_Objective_
Work out how many lines of the records hold the string "Ctrl", and reply with that number alone.

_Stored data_
---+---
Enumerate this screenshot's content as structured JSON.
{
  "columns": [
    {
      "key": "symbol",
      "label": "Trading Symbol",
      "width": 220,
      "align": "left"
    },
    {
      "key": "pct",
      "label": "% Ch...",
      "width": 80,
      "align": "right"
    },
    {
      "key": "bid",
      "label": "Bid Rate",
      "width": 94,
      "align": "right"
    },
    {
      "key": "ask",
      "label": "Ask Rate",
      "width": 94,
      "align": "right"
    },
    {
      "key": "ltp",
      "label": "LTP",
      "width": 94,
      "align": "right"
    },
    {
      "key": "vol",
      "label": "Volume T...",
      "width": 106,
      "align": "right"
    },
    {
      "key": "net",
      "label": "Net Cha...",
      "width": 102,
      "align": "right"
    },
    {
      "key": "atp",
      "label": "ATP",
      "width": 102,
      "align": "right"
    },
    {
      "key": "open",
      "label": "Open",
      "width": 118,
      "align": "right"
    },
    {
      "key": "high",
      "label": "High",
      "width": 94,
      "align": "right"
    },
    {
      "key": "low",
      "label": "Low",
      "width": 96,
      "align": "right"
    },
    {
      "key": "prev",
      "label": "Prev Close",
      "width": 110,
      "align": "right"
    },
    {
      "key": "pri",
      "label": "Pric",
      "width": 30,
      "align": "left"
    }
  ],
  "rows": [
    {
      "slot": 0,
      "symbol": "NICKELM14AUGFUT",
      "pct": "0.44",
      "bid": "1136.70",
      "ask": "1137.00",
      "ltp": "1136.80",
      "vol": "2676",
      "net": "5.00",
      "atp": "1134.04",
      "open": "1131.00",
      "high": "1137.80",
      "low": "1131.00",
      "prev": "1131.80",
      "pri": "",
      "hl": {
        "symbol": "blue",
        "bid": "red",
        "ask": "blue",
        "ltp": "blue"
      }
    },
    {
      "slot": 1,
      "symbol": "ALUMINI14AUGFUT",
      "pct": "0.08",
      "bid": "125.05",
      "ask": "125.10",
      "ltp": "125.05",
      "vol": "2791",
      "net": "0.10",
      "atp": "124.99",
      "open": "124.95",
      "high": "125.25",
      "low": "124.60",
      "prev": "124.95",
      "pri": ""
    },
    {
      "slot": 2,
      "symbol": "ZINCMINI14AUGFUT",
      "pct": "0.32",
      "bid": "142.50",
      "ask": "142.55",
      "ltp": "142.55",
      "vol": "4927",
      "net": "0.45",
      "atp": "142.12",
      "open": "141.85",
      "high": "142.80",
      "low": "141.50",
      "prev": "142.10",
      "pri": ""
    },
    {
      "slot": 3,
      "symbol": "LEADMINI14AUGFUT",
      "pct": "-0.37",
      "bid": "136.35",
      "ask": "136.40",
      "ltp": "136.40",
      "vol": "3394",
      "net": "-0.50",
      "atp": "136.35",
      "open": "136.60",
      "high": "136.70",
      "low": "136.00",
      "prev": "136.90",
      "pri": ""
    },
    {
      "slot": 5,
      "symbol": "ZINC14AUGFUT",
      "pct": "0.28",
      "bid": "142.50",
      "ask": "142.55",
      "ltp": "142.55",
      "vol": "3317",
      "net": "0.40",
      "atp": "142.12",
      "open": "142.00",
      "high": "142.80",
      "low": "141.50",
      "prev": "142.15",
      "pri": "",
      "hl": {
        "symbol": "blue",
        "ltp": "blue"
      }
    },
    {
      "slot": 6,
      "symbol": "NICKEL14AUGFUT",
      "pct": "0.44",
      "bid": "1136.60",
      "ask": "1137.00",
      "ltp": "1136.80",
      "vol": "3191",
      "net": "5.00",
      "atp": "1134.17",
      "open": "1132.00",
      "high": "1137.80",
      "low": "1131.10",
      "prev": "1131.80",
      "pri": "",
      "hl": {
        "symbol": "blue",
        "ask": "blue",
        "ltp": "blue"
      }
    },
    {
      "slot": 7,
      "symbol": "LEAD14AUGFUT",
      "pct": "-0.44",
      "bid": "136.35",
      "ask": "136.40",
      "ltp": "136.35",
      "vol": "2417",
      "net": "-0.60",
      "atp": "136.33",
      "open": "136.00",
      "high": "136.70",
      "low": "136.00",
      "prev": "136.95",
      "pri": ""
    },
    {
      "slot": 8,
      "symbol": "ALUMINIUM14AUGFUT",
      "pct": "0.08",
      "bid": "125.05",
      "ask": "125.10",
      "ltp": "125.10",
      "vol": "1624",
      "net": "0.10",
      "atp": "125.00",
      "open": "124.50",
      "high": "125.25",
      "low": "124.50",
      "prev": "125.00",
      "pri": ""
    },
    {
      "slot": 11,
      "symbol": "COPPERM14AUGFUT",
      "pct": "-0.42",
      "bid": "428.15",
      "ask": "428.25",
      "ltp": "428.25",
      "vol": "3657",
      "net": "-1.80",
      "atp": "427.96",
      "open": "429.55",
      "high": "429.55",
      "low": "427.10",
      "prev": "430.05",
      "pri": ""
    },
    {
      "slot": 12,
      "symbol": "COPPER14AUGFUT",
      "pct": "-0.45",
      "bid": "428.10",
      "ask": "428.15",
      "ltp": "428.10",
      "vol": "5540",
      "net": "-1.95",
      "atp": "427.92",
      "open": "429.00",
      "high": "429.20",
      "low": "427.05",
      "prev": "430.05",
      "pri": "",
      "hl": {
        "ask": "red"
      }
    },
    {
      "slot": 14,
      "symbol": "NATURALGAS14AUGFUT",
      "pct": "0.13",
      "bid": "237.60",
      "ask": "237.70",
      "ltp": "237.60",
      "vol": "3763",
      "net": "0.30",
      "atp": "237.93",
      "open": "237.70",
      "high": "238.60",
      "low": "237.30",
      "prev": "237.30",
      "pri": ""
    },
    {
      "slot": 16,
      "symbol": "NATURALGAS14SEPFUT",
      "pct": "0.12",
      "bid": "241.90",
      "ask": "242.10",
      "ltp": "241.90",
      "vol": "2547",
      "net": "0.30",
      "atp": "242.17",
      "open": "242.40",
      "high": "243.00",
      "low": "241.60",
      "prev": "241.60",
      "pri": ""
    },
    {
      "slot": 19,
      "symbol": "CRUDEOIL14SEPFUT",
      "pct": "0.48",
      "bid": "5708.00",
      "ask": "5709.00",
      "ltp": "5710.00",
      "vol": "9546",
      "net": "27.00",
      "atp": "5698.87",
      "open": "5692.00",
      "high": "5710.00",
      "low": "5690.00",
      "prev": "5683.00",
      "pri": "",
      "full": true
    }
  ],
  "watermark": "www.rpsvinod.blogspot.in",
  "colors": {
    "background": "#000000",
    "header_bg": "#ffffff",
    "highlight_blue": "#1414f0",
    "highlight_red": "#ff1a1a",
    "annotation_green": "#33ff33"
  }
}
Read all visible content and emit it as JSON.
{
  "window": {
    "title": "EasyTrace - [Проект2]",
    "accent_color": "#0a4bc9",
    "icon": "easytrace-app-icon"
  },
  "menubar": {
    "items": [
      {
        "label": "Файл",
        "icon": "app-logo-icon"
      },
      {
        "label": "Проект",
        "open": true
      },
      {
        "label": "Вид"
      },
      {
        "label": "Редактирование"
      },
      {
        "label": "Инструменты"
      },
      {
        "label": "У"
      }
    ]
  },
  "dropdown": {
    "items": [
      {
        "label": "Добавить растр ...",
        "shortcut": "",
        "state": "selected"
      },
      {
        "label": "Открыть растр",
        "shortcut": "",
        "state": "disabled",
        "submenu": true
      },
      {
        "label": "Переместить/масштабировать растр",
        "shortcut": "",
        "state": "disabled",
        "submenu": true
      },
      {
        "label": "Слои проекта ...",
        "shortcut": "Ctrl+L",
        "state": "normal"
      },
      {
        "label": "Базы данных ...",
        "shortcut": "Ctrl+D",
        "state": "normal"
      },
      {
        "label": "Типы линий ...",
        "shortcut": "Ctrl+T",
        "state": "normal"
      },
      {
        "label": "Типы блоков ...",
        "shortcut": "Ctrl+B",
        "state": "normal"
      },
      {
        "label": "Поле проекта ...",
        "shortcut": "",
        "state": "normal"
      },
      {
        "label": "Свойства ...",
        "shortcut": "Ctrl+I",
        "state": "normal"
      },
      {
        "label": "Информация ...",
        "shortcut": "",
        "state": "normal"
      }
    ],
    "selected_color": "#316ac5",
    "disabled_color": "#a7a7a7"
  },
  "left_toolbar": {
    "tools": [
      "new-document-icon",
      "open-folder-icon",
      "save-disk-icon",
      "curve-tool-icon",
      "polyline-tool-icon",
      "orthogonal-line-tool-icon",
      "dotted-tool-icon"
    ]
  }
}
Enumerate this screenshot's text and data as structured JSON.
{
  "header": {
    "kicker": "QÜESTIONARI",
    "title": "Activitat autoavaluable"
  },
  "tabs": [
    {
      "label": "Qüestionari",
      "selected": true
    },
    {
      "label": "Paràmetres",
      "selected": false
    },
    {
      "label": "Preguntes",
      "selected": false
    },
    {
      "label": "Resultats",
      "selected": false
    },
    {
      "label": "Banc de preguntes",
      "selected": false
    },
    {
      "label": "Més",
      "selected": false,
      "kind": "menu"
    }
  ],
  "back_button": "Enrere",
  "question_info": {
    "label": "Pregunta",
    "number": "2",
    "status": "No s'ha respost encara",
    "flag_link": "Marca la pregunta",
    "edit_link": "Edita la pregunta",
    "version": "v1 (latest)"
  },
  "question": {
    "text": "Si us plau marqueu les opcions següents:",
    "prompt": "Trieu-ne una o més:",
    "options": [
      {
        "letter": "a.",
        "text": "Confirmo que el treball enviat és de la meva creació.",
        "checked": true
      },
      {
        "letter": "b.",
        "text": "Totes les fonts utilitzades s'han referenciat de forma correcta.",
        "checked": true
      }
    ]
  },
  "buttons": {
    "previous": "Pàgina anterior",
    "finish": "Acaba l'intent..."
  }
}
---+---
_Complete response_
5